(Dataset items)
▬▬▬
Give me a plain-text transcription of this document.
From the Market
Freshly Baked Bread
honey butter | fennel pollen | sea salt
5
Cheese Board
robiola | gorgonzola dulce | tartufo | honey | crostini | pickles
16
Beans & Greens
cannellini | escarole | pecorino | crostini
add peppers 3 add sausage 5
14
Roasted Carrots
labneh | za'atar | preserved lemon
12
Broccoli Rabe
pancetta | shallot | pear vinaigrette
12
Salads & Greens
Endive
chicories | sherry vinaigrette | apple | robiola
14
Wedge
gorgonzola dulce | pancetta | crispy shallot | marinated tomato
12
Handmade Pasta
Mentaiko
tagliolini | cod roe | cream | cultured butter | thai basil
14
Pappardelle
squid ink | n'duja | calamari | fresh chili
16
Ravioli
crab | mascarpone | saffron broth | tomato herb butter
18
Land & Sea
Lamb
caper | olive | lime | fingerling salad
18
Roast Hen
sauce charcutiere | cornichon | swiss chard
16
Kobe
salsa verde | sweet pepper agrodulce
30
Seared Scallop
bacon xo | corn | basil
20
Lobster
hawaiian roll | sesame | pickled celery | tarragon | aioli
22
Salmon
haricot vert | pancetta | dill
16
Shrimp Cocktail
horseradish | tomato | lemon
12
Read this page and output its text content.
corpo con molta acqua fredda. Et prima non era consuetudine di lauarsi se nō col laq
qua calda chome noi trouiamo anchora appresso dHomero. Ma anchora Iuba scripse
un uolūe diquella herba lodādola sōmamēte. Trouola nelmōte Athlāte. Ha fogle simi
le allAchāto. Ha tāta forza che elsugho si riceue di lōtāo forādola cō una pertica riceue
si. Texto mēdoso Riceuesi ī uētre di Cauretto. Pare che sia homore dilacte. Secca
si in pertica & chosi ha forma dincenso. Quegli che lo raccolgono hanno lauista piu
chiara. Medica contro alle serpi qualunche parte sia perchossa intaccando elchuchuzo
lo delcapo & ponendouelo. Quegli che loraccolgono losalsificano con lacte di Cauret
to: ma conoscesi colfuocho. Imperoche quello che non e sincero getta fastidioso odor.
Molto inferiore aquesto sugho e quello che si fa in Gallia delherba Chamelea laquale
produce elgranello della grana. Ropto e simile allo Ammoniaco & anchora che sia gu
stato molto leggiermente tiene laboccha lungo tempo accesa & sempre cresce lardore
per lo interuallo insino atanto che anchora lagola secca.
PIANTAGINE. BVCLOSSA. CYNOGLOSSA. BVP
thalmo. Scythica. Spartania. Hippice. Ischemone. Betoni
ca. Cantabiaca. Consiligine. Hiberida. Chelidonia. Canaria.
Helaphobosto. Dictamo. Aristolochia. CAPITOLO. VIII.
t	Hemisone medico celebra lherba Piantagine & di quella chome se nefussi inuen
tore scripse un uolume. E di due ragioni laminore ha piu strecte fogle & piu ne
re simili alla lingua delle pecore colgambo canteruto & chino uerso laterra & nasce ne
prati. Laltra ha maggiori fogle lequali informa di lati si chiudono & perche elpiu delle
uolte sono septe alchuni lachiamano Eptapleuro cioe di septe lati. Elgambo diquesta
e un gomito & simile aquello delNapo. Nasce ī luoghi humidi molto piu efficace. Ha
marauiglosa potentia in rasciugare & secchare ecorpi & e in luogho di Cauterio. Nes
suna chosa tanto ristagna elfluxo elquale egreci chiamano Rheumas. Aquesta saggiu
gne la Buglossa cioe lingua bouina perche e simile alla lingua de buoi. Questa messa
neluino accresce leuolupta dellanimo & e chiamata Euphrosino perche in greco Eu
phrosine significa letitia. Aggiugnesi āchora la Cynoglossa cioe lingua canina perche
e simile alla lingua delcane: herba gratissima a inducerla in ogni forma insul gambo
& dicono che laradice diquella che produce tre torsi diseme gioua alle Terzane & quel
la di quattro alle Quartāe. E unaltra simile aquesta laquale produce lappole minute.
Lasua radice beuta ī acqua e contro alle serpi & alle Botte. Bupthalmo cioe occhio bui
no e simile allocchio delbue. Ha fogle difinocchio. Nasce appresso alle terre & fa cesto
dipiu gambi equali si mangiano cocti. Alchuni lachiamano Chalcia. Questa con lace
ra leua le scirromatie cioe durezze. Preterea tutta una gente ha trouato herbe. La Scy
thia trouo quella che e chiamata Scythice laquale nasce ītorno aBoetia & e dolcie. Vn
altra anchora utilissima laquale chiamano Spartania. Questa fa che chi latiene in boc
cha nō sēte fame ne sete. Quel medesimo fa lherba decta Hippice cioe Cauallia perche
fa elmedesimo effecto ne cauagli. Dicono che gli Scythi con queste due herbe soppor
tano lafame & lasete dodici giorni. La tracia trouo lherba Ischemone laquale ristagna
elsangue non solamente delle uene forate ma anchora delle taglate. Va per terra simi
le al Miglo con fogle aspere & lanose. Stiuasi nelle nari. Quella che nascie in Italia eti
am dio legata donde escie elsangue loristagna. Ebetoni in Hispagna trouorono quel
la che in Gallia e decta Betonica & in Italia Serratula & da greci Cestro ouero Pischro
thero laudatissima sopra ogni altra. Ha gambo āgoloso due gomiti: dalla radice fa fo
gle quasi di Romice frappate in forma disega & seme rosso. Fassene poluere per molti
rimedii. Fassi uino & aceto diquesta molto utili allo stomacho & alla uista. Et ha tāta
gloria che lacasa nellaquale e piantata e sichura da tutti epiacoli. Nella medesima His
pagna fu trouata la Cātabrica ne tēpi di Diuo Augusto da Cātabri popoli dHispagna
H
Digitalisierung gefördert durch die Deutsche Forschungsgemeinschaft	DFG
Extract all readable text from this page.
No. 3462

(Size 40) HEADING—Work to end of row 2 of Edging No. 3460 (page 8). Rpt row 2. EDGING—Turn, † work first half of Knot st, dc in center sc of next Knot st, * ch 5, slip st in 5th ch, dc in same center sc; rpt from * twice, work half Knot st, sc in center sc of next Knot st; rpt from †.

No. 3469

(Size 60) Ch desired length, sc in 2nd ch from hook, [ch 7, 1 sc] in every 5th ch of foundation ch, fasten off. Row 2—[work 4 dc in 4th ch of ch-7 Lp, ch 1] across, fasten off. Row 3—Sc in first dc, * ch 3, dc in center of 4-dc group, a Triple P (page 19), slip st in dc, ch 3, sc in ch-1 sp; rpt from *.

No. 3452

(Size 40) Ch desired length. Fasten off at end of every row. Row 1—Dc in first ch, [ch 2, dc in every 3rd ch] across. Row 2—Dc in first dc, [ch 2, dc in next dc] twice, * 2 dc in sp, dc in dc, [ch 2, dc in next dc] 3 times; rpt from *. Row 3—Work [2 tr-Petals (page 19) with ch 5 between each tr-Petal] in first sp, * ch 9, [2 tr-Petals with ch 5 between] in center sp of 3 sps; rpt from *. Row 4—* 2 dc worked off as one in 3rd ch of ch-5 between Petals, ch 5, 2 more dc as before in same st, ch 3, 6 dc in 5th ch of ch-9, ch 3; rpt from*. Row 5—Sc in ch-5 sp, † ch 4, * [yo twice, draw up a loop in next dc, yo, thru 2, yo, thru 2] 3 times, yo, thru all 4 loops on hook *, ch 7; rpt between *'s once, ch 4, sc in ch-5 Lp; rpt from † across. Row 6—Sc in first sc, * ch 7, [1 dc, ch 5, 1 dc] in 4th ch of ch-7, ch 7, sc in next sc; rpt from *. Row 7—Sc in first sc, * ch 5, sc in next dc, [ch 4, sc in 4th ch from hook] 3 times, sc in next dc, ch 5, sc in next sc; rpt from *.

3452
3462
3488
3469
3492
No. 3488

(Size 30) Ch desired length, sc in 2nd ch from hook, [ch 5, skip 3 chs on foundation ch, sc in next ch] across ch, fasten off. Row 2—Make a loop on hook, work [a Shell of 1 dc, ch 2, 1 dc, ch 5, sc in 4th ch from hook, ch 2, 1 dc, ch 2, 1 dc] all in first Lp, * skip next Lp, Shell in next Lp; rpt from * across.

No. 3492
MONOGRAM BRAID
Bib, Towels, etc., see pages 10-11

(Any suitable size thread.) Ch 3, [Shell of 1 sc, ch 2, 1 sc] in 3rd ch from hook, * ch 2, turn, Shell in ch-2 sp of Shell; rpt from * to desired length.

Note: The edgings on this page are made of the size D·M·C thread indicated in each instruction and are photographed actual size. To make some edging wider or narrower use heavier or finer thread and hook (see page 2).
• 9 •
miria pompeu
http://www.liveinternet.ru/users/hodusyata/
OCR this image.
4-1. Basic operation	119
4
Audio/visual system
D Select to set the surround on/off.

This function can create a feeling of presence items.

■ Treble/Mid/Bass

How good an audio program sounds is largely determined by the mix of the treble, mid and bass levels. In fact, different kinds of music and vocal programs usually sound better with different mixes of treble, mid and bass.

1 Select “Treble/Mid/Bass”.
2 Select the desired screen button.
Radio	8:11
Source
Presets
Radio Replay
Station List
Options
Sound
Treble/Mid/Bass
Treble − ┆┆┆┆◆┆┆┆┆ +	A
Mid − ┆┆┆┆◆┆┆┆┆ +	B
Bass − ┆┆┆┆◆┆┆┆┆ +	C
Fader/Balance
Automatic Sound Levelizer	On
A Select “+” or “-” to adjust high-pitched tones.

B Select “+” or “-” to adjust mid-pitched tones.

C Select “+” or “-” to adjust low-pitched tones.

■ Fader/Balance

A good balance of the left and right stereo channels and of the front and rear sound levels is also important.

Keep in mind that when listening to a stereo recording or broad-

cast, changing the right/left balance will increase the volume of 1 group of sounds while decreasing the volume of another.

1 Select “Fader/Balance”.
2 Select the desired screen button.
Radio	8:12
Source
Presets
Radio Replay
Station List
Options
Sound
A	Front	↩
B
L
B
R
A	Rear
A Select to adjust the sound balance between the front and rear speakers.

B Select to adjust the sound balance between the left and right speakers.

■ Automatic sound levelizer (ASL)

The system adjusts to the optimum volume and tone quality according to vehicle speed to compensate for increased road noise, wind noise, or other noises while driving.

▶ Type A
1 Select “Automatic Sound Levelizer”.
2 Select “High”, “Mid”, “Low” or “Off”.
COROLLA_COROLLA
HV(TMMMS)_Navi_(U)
▬▬▬
* **YOUR TASK**
Only a number is needed: how many lines of the material above contain "while"?

* **THE OUTPUT**
2